[Document extract]:
=-=-=

Excavations were carried out in 1957, 1960 and 1961. The finds, ceramic figurines, wheels of the law and stone tablets, are now in the national museums at Ratchaburi and Bangkok, as well as in the small museum next to Wat Khlong. The architectural and artistic features are those of the Indian Gupta Dynasty, which promoted Buddhism in the region after it was first introduced during the reign of Ashoka.

Glass beads from Khu Bua were included in a compositional analysis of 186 beads from ten Dvaravati sites of the central plain. They include beads of a Middle Eastern plant-ash soda-lime composition, and the only bead in the sample of a soda-alumina composition, whose source Saritpong Khunsong records as "Pakistan ?".

==Art and religion==
More than sixty ancient sites have been recorded in the area, most of them places of Buddhist worship, both Theravada and Mahayana. The objects excavated in the Khu Bua city area include sculpture in stucco and clay used to decorate buildings, such as Buddha images, Bodhisattvas, celestial figures and figures of rank. Tools and fittings were recovered with them, and Khu Bua appears to have prospered through the Dvaravati period, between roughly the 6th and the 11th centuries CE. Most of the finds are held at the national museum in Ratchaburi.

=-=-=

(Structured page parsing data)
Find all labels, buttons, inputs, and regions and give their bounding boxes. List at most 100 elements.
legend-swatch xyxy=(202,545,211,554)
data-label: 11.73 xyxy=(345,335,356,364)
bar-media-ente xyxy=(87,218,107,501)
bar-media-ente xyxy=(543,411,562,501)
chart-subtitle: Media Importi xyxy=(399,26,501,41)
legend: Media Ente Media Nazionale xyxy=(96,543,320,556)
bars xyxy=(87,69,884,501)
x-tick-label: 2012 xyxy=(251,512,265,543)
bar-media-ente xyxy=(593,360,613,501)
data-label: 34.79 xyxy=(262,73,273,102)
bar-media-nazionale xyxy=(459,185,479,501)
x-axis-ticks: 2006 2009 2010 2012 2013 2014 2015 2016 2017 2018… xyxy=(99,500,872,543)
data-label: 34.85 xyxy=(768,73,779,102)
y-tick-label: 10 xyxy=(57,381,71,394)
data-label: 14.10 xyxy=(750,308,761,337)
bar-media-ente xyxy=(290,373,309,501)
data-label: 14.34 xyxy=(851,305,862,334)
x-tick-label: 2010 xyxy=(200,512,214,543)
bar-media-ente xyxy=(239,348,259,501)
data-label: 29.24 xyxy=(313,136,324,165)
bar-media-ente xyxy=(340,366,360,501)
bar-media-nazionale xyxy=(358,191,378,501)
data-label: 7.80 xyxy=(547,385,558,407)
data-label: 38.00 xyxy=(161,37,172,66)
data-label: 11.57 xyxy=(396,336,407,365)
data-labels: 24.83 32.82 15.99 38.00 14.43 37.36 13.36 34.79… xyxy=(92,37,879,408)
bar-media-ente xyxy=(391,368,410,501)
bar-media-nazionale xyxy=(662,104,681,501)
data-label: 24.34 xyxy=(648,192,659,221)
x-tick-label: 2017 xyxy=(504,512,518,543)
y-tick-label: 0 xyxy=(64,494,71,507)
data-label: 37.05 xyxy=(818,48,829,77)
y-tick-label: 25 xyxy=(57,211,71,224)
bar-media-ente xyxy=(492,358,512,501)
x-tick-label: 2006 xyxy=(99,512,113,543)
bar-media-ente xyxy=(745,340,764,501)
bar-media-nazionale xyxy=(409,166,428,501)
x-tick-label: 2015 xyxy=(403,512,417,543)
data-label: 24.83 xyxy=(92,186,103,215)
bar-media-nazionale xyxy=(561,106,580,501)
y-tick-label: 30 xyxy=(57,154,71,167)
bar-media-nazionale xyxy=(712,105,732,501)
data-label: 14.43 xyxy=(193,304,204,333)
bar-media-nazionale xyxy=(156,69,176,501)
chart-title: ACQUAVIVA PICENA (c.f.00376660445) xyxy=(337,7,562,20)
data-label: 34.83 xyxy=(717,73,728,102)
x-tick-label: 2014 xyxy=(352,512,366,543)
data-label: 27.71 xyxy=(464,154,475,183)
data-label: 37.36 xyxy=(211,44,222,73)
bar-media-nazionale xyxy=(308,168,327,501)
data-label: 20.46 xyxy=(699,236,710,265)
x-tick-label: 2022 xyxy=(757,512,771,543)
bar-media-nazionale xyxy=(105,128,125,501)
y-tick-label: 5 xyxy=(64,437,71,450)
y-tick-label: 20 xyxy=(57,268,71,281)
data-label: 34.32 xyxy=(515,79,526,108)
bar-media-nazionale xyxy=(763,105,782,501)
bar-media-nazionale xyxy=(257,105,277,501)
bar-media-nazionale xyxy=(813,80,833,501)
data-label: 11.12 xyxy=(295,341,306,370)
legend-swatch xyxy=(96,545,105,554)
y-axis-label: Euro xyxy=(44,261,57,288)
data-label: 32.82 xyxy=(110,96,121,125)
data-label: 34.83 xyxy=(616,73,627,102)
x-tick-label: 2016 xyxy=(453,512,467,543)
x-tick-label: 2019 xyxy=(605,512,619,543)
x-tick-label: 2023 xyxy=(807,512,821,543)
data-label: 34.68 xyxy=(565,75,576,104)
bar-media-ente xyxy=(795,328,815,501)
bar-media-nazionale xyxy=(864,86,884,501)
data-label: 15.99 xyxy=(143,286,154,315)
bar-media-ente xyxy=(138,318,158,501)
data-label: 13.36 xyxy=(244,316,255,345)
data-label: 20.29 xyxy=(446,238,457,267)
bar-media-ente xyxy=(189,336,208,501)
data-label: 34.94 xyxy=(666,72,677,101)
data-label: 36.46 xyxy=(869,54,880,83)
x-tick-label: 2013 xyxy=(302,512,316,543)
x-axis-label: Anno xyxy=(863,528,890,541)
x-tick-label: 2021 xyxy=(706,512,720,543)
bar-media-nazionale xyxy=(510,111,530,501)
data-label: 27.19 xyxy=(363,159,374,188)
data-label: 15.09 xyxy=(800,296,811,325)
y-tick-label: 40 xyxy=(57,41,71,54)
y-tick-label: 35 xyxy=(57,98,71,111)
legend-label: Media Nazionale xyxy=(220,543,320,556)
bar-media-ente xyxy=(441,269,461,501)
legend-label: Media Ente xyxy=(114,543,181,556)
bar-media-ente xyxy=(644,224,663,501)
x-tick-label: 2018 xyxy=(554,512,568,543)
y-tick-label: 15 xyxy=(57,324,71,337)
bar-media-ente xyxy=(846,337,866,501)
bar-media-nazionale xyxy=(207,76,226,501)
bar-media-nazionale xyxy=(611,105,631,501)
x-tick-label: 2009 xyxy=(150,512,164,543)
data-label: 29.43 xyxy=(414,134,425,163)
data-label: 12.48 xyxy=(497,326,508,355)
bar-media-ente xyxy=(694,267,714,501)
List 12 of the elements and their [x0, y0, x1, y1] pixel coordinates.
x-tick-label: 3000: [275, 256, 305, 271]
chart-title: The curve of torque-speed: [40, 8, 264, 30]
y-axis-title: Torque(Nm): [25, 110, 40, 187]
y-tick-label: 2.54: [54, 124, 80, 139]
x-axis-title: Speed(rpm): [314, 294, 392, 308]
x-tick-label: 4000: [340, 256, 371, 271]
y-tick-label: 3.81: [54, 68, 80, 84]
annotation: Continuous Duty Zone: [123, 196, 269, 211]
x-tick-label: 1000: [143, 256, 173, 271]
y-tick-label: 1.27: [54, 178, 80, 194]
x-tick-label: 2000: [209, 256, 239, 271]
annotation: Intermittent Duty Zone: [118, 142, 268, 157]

=-=-=

[Problem to solve]: Please decide whether each statement below agrees with the Khu Bua excerpt, answering yes or no and quoting the deciding words: (a) Excavations took place in 1959. (b) The glass bead analysis covered 186 beads from ten Dvaravati sites of the central plain. (c) Most of the finds are held in Bangkok.

[Response area]:
(a) No: "Excavations were carried out in 1957, 1960 and 1961."
(b) Yes: "a compositional analysis of 186 beads from ten Dvaravati sites of the central plain"
(c) No: "Most of the finds are held at the national museum in Ratchaburi."